What is needed:
Scan the entries below and count the lines holding the string "XXXVIII". Supply only the number.

──────── Given records

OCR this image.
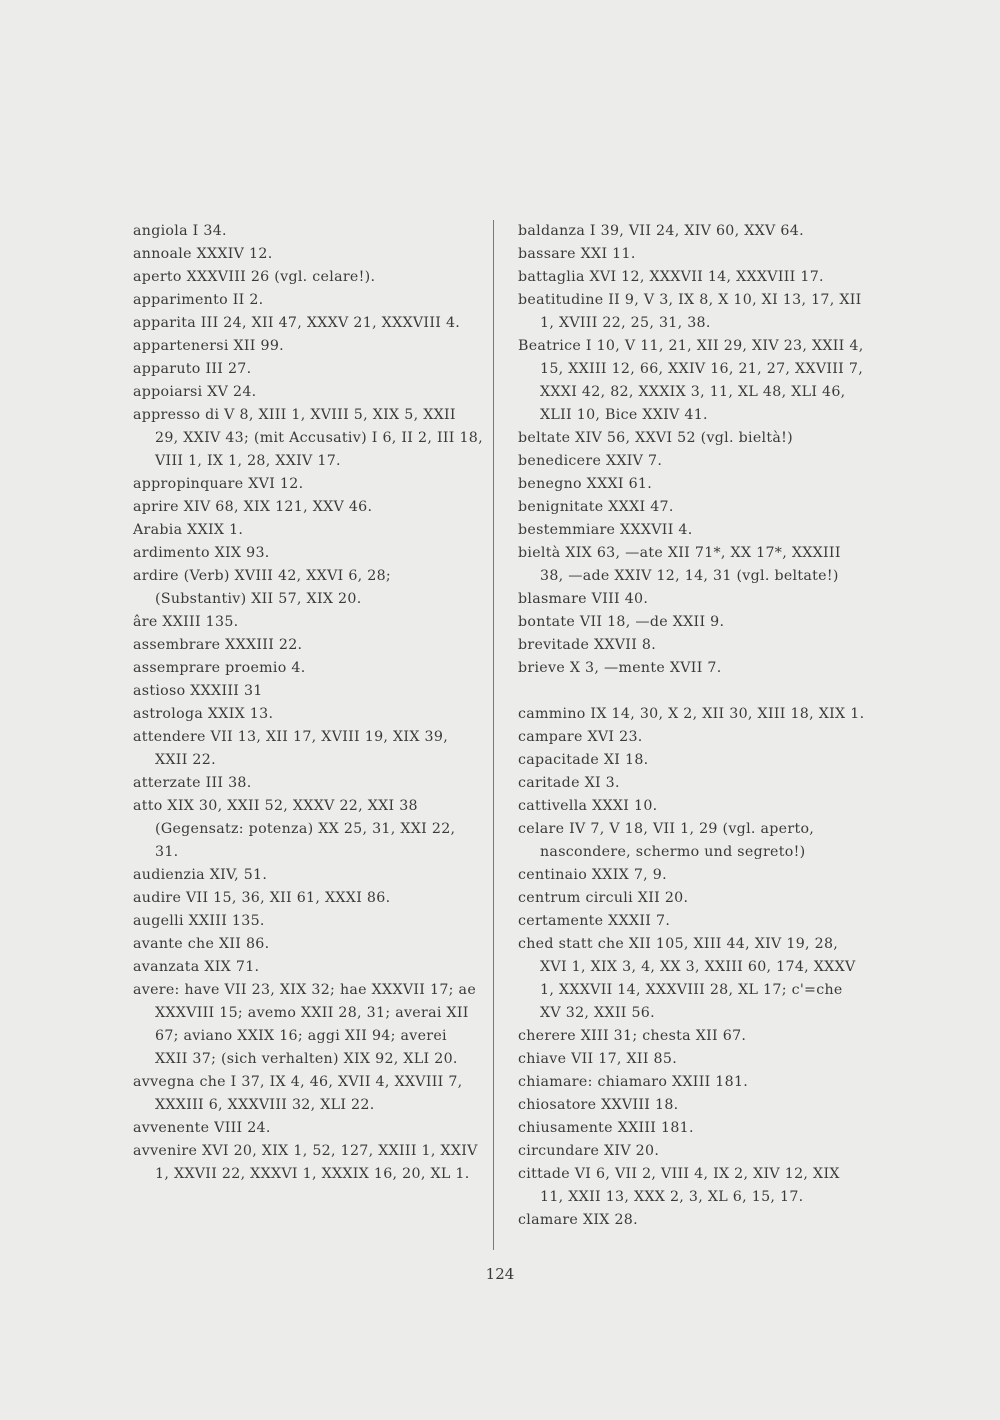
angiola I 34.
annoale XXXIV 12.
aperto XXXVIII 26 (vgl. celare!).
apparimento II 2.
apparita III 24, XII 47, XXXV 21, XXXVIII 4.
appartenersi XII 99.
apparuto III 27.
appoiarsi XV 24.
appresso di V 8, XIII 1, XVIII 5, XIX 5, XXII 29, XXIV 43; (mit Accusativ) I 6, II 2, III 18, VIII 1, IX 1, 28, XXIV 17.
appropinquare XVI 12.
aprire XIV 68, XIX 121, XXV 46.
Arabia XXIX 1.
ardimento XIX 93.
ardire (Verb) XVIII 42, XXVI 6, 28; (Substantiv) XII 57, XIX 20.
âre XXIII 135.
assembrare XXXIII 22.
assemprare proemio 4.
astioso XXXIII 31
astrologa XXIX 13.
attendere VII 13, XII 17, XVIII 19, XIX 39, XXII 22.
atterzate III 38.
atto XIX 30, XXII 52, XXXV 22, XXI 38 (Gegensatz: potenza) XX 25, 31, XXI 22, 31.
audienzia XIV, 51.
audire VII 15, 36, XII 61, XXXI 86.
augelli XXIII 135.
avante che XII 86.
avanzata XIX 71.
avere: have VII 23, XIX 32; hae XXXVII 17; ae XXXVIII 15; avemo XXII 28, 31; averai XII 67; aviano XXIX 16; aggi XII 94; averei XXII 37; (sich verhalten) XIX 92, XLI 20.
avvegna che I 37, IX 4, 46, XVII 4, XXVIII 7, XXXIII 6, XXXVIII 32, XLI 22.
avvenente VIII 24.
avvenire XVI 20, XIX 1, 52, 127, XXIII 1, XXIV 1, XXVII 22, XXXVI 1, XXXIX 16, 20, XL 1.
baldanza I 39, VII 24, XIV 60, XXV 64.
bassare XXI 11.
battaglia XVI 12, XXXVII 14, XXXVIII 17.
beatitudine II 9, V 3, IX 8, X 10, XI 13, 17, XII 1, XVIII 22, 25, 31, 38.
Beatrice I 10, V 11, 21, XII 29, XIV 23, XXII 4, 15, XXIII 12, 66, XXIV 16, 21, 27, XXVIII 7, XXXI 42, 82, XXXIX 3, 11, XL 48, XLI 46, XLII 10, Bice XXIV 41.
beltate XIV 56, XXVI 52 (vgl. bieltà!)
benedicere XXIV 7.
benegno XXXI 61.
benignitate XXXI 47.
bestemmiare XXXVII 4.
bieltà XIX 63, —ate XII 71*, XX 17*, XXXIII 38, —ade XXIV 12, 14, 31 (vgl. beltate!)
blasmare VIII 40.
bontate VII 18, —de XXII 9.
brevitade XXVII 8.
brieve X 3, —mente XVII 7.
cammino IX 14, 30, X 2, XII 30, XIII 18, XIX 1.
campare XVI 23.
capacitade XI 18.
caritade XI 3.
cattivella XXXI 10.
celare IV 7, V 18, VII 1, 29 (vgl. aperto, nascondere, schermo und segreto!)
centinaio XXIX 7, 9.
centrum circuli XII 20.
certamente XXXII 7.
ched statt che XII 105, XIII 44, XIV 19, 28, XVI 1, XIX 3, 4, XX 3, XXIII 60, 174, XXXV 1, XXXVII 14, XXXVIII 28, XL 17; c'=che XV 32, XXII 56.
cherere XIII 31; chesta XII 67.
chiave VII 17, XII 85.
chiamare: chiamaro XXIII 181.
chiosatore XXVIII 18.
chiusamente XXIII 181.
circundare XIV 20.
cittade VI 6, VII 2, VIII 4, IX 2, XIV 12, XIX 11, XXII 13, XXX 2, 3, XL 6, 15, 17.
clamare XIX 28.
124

────────────────

Task response:
6